# All which ceremonial laws are now abrogated under the New Testament.



## chuckd (Jun 3, 2021)

WCF 19.3 _Beside this law, commonly called moral, God was pleased to give to the people of Israel, as a Church under age, ceremonial laws, containing several typical ordinances, partly of worship, prefiguring Christ, his graces, actions, sufferings, and benefits; and partly holding forth divers instructions of moral duties. All which ceremonial laws are now abrogated under the New Testament._

Does Christianity not have a ceremonial law? How can we say this ceremonial law has been abrogated when we have the Lord's Supper and Baptism? Isn't it more appropriate to say that this ceremonial law has been _changed_ (Heb. 7:12)?

Reactions: Like 1


----------



## JTB.SDG (Jun 3, 2021)

It might be good to consult a commentary on the WCF about this. My two cents is that they are abrogated in terms of needing to be fulfilled in the letter of the Law in which they were originally given. Vos I believe it was pointed out that the ceremonial laws were both a burden and a mercy for God's OT people. They were a mercy because they forepictured Christ, and in this sense, the cermonial laws were really their gospel, pointing to Him. But they were also burdensome, since they not only forepictured the Messiah who would come to fulfill them but were also real commands God placed on His people. As a side note, this is the reason that one of the distinctions between the OT and NT that Scripture speaks of is that of freedom; we've been set free from this burden. Incidently, Calvin calls these ceremonial laws a gracious imprisonment for the people of God. It was an imprisonment because of the burden, but it was gracious because the laws again showed forth Christ. Perhaps a fitting example could be Jews hiding in a small room of a house during Nazi Germany.

____________

* [Directions]:
1 > According to the confession passage quoted at the start of the forum thread on ceremonial law, what did the typical ordinances of worship prefigure? List each item.
2 > Carry on the forum thread on ceremonial law, picking up after its final sentence.

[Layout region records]

____________

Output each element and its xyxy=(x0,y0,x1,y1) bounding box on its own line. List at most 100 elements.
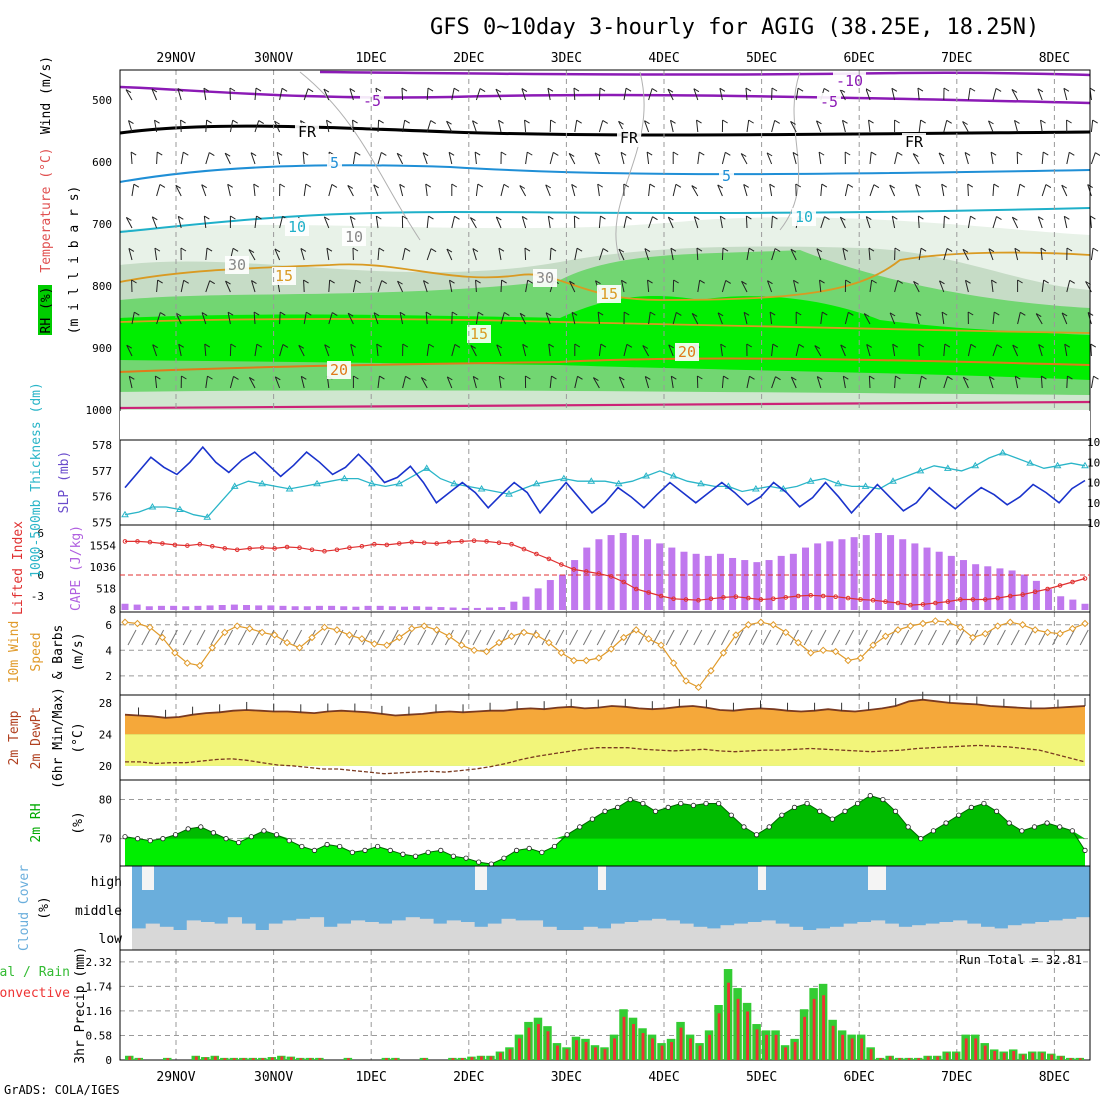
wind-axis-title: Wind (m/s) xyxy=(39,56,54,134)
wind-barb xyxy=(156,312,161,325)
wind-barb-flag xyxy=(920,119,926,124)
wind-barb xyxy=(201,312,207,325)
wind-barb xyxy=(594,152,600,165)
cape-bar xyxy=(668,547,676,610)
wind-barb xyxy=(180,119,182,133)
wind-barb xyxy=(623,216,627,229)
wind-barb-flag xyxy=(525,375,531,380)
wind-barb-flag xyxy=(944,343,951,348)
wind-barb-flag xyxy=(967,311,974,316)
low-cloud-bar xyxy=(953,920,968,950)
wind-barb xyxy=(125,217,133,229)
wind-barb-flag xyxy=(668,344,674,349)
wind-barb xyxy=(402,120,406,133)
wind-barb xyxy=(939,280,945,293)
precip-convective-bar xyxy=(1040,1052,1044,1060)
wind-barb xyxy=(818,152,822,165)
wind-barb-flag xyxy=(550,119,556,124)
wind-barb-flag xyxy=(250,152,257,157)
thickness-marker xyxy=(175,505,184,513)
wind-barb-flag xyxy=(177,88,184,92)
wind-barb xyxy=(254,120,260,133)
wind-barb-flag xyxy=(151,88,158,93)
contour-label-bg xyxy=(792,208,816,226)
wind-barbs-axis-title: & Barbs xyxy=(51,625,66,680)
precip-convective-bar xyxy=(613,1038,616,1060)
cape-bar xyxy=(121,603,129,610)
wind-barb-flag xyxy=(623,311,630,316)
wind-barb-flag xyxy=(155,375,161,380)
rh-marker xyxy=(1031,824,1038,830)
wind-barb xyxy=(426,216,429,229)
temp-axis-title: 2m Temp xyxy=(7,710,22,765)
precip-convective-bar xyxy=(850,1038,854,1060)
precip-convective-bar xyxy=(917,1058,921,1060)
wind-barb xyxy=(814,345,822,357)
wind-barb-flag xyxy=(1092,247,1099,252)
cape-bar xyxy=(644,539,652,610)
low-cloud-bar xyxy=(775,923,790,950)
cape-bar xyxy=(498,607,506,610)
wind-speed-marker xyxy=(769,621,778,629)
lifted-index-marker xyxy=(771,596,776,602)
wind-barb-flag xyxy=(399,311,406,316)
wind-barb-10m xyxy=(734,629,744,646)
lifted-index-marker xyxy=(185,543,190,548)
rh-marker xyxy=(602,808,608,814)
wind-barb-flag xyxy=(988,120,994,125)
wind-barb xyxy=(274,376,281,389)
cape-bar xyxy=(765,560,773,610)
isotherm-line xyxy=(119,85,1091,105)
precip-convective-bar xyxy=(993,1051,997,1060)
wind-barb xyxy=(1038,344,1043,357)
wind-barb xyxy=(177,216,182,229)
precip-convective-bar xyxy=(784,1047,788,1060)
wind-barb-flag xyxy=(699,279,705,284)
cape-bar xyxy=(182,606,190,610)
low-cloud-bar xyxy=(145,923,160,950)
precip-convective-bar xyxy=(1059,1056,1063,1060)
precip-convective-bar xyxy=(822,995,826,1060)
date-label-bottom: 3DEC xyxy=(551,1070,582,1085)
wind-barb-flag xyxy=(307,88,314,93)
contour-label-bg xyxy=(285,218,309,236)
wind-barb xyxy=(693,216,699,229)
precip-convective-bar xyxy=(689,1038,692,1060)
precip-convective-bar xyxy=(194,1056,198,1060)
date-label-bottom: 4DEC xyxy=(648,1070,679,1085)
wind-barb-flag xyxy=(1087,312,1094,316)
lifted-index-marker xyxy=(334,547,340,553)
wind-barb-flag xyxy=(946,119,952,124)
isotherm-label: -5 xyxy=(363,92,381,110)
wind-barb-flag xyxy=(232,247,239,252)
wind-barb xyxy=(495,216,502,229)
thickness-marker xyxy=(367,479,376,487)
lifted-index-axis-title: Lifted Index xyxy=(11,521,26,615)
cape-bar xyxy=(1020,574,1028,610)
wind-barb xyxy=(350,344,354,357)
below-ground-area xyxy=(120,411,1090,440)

____________

* [Responses for each task]:
1 >
- Christ
- his graces
- his actions
- his sufferings
- his benefits

2 >
Sorry for the tangents. Getting back to your actual question, my take is that these ceremonial laws are "abrogated" as it relates to the burden aspect of us as God's people being required/bound to do these things in an actual manner (sacrifice animals, observe the feasts at Jerusalem, etc etc). But you are right to point out that we could use other terms as well. Perhaps the best is that they are "fulfilled" by Christ. I personally see the ceremonial laws as being best described as being _fulfilled _by Christ. On the other hand, the judicial laws I see as being _transformed _by Him, since these were the tangible ways the 10 commandments were fleshed out in society for OT Israel.

It seems to me the Lord's Supper and Baptism are distinct as they're primarily covenant signs in particular. And as you say, God didn't abrogate covenant signs but changed them in the new covenant, from circumcision to baptism, and the Passover to the Lord's Supper.

Reactions: Like 2


----------



## SeanPatrickCornell (Jun 3, 2021)

chuckd said:


> WCF 19.3 _Beside this law, commonly called moral, *God was pleased to give to the people of Israel*, as a Church under age, ceremonial laws, containing several typical ordinances, partly of worship, prefiguring Christ, his graces, actions, sufferings, and benefits; and partly holding forth divers instructions of moral duties. All which ceremonial laws are now abrogated under the New Testament._
> 
> Does Christianity not have a ceremonial law? How can we say this ceremonial law has been abrogated when we have the Lord's Supper and Baptism? Isn't it more appropriate to say that this ceremonial law has been _changed_ (Heb. 7:12)?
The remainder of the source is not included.